**DATASET CONTENT**
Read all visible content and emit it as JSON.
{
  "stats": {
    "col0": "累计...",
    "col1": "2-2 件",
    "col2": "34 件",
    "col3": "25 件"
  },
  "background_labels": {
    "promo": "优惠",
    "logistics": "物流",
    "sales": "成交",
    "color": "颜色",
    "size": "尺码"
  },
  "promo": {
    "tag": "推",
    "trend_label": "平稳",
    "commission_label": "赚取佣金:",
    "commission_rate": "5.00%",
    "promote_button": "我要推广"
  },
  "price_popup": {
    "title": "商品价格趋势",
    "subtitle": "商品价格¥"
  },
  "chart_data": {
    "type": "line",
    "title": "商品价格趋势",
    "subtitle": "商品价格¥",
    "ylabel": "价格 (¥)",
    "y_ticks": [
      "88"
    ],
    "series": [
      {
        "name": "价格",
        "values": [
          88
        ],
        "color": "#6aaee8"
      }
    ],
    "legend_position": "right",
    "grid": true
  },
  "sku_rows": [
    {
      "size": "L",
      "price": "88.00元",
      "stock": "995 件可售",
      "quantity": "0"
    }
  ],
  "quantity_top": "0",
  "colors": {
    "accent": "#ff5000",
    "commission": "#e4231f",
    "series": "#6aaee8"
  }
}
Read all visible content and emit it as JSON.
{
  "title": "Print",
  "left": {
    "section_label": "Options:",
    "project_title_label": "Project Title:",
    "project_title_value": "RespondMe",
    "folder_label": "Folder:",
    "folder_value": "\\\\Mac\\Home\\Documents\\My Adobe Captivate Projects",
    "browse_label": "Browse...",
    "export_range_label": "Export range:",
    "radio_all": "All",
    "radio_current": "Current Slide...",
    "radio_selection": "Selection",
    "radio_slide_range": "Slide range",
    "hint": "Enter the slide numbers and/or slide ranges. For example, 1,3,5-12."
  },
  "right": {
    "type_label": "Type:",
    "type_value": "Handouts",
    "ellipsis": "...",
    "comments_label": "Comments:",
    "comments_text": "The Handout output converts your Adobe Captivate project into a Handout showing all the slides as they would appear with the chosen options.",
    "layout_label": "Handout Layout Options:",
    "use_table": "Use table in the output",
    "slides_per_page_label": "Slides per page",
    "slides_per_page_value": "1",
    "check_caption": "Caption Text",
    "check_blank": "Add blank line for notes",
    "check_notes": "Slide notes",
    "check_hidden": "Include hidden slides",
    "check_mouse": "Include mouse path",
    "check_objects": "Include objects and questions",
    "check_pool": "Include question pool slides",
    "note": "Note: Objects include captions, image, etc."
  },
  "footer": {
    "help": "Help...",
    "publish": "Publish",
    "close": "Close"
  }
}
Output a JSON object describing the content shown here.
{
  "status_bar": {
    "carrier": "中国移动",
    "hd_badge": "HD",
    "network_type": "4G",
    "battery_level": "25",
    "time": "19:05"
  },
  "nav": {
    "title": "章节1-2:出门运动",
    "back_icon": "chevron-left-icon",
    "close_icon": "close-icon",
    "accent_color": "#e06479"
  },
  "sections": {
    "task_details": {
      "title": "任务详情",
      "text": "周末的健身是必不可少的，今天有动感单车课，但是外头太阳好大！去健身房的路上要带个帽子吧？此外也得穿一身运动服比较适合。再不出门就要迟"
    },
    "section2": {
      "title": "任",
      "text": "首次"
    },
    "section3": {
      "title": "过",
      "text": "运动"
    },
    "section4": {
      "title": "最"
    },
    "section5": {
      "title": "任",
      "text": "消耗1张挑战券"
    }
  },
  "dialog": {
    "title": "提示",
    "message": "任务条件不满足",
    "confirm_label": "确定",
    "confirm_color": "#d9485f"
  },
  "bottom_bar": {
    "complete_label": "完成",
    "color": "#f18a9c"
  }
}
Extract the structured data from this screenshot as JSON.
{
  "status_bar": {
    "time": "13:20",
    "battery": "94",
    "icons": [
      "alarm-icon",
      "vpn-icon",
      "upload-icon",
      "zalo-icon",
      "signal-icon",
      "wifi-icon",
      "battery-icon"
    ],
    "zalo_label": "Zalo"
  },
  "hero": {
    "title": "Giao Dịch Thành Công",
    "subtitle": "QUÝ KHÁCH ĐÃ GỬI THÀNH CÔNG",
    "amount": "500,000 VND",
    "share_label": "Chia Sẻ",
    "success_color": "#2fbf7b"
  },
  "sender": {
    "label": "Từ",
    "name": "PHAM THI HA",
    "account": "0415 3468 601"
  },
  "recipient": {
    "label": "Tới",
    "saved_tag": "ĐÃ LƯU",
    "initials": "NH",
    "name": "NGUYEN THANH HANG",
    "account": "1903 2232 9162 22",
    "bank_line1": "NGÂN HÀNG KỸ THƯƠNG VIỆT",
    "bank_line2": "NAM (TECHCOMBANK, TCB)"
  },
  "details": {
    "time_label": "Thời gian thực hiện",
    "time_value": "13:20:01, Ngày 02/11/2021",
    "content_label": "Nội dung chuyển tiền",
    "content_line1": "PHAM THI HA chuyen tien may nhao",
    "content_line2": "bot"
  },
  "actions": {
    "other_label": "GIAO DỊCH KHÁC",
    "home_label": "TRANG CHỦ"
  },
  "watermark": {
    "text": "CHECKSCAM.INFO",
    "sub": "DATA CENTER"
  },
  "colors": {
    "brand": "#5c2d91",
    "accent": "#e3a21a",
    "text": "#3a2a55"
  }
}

**WRITTEN REQUEST**
Search the entries for the word "PHAM" and copy every line that has it.

**ANSWER IN FULL**
    "name": "PHAM THI HA",
    "content_line1": "PHAM THI HA chuyen tien may nhao",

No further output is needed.